**AIM A**
Answer these questions about the Tesla referral article:
(i) In what month and year was the referral program relaunched for car purchases?
(ii) To how many referrals per year did the company cap owners last June?
(iii) According to the article, how much less likely are Teslas to combust than gas and diesel cars?

**TEXT EXTRACT**
Since it was relaunched for car purchases in May of 2023, Tesla’s referral program has proven to be a popular incentive for existing Tesla owners to earn rewards for referring friends and family to the Tesla family. Owners who referred new buyers to Tesla could earn Reward Credits good for the purchase of Supercharging miles, accessories like a Wall Connector (home charging unit), or even software upgrades like the Acceleration Boost which shaves about a half second off the Model 3 or Model Y AWD’s already peppy 0–60 times. The company penalized heavy referrers like YouTubers, influencers and bloggers last June by capping the total number of referrals in a year to 12. As an owner myself, it was a nice perk to get some incentive to influence friends and family to take a test drive and maybe even purchase a Tesla EV.

Tesla Referral Program Ending (Again) on April 30, 2024.
Tesla customers saw this message in their inbox in the Tesla app last week. The referral program is ending in less than 2 weeks.

So, when times get tough, instead of increasing the rewards or incentives in the referral program, Tesla instead kills it. It’s likely the company will claim that this is just another “cost-cutting measure,” but really, it seems more like cutting off one’s nose to spite one’s face. Take your most vocal advocates and take away any incentives they had to spread the love and to counter the FUD. Not a good move, Elon. And here’s why.

Right now, Tesla and the EV market in general are facing what appears to be an organized FUD campaign from adversaries (including those in government and in the fossil fuel industry) trying to convince potential EV buyers of any number of falsehoods in order to slow EV adoption. Not a week goes by when I don’t see another fallacious claim being shared on social media. No, EVs are not, in fact, “worse for the environment than gas cars” (a Tesla contributes less harmful emissions over its lifetime even in places where the grid is powered primarily by fossil fuels). No, Teslas are not “more likely to catch fire than gas cars” (they’re actually 20 times less likely to combust than gas and diesel cars). And no, Teslas are not bad in cold weather (they’re the top selling car in Norway and other countries with cold climates for a reason). People see a claim online which matches their own personal preferences and they blindly share these lies and exaggerations without bothering to check the facts.

The fact is people (for the most part) hate change and love the familiar. And EVs represent a significant departure from the status quo. So give people a reason not to challenge their current choices, lifestyle, and beliefs, and they will happily go along with it. But the threat of climate crisis is real. The destruction of our air quality is real. Our addiction to foreign oil is real. Now is not the time to silence our advocates. Now is not the time to cut costs without consideration of our future. Now is the time to unify and sound a rallying cry. Now is the time to act.

[Bounding box annotations]
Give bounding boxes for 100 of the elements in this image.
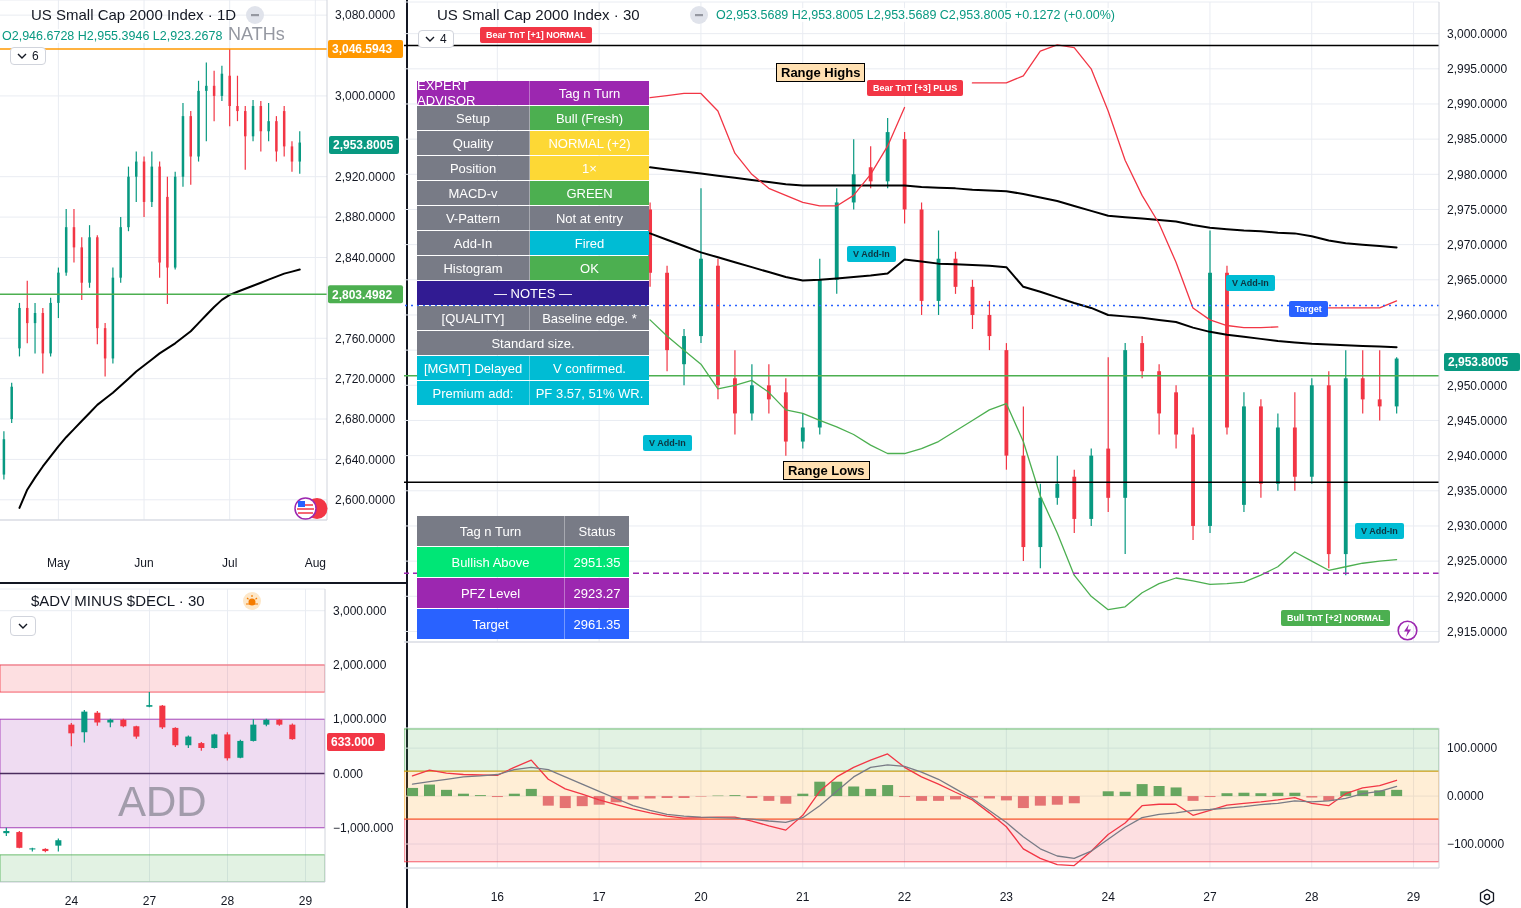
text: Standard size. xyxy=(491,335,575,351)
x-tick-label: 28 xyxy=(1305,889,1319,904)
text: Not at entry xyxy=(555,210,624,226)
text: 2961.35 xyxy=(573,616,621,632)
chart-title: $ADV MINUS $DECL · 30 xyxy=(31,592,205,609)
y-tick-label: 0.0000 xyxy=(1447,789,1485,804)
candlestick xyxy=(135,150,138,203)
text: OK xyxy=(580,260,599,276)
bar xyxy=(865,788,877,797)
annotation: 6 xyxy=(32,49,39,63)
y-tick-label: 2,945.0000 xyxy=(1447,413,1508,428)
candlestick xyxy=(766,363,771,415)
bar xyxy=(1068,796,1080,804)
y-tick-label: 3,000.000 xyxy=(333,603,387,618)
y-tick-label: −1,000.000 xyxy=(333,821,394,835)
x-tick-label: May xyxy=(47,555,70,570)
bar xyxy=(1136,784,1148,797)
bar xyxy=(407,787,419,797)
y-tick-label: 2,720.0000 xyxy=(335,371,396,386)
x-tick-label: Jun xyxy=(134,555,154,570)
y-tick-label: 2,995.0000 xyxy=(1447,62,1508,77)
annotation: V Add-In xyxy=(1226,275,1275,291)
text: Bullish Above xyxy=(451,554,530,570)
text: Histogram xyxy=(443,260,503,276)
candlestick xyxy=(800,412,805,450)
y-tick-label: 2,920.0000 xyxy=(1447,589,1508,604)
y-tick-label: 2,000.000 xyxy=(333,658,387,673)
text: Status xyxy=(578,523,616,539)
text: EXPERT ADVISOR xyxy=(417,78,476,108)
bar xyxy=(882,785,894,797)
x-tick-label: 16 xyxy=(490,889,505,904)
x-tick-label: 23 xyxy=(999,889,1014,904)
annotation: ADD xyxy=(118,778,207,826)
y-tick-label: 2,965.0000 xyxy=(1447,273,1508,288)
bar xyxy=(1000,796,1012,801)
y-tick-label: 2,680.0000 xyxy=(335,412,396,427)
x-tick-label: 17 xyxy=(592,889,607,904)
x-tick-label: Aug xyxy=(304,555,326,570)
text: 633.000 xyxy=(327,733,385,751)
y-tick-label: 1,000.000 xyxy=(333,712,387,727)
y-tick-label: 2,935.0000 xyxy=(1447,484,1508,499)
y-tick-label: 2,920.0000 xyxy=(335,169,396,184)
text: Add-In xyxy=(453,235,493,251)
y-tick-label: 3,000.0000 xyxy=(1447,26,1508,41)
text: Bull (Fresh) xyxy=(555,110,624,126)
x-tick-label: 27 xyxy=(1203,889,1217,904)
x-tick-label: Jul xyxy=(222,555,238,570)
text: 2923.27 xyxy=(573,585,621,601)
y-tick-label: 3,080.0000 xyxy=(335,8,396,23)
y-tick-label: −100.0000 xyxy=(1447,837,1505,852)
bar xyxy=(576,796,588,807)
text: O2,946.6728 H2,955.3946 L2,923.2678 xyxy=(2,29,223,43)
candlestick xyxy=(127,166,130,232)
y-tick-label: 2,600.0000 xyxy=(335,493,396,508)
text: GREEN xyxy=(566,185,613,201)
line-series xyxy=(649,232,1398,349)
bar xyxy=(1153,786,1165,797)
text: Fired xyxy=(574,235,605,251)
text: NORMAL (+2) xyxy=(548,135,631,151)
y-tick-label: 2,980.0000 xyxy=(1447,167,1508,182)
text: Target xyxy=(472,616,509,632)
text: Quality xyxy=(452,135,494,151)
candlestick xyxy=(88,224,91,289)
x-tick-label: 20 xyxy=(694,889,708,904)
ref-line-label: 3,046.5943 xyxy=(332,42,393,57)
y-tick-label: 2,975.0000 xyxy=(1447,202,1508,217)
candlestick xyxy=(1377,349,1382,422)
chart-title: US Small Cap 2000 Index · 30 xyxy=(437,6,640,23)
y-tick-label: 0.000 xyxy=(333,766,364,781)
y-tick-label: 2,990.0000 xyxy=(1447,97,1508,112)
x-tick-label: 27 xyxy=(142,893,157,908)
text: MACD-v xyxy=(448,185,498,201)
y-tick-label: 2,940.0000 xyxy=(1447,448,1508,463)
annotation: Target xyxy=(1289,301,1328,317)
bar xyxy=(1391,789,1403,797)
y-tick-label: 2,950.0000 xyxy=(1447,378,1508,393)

**AIM B**
In the listing, take the lines starting with the one that contains "text: Standard size. xyxy=(491,335,575,351)" and going on through the one that contains "x-tick-label: Jun xyxy=(134,555,154,570)". Write out only those lines again, substituting "candle" for "candlestick" and leaving everything else unchanged.

**COMPLETE OUTPUT A**
(i) May 2023
(ii) 12
(iii) 20 times less likely

**COMPLETE OUTPUT B**
text: Standard size. xyxy=(491,335,575,351)
x-tick-label: 28 xyxy=(1305,889,1319,904)
text: Not at entry xyxy=(555,210,624,226)
text: 2961.35 xyxy=(573,616,621,632)
chart-title: $ADV MINUS $DECL · 30 xyxy=(31,592,205,609)
y-tick-label: 0.0000 xyxy=(1447,789,1485,804)
candle xyxy=(135,150,138,203)
text: OK xyxy=(580,260,599,276)
bar xyxy=(865,788,877,797)
annotation: 6 xyxy=(32,49,39,63)
y-tick-label: 2,945.0000 xyxy=(1447,413,1508,428)
candle xyxy=(766,363,771,415)
bar xyxy=(1068,796,1080,804)
y-tick-label: 3,000.000 xyxy=(333,603,387,618)
y-tick-label: −1,000.000 xyxy=(333,821,394,835)
x-tick-label: May xyxy=(47,555,70,570)
bar xyxy=(1136,784,1148,797)
bar xyxy=(407,787,419,797)
y-tick-label: 2,720.0000 xyxy=(335,371,396,386)
x-tick-label: Jun xyxy=(134,555,154,570)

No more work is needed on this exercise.